- _Objective_: From the entries below, gather every line containing the string "在西方社会工作专业化发展过程中".

- _Raw records_:
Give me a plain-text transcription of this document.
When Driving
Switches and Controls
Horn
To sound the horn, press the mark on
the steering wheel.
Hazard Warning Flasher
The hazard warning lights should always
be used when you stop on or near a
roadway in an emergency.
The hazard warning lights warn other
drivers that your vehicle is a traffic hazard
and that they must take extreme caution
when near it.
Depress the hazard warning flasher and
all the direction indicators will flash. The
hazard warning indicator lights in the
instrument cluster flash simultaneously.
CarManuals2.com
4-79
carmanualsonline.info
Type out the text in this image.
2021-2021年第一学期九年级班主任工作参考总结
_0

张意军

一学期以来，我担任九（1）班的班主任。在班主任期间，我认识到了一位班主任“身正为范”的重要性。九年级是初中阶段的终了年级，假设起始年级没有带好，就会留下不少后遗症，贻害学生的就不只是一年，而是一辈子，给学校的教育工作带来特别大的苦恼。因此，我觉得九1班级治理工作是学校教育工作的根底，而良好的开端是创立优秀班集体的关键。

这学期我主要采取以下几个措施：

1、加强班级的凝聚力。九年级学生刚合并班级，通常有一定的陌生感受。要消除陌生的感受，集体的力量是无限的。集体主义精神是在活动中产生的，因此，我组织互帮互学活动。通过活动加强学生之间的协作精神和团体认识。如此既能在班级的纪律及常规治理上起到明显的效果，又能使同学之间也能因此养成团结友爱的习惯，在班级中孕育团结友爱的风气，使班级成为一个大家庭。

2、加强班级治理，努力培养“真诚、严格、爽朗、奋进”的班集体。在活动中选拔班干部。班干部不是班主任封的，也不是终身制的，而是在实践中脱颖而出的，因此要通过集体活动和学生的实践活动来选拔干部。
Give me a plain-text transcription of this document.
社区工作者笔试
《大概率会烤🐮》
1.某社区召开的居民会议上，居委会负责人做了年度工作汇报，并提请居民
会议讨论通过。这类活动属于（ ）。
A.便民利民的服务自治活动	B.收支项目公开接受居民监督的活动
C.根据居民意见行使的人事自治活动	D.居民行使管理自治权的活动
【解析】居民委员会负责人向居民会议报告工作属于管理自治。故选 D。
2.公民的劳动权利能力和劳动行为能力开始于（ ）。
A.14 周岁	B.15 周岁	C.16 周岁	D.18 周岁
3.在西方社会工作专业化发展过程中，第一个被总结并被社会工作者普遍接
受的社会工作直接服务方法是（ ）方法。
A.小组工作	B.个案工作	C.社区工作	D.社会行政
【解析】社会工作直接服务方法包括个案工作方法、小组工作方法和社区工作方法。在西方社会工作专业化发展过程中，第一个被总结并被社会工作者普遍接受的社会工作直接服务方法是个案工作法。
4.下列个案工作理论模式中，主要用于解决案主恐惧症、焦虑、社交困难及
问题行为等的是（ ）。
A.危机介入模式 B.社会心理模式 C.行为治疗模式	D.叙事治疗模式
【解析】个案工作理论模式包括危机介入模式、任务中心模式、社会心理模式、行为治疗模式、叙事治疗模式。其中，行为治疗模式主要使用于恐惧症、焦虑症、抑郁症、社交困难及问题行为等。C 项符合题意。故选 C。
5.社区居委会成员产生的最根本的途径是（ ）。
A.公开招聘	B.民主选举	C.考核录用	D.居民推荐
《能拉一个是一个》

- _Correct response_:
3.在西方社会工作专业化发展过程中，第一个被总结并被社会工作者普遍接
【解析】社会工作直接服务方法包括个案工作方法、小组工作方法和社区工作方法。在西方社会工作专业化发展过程中，第一个被总结并被社会工作者普遍接受的社会工作直接服务方法是个案工作法。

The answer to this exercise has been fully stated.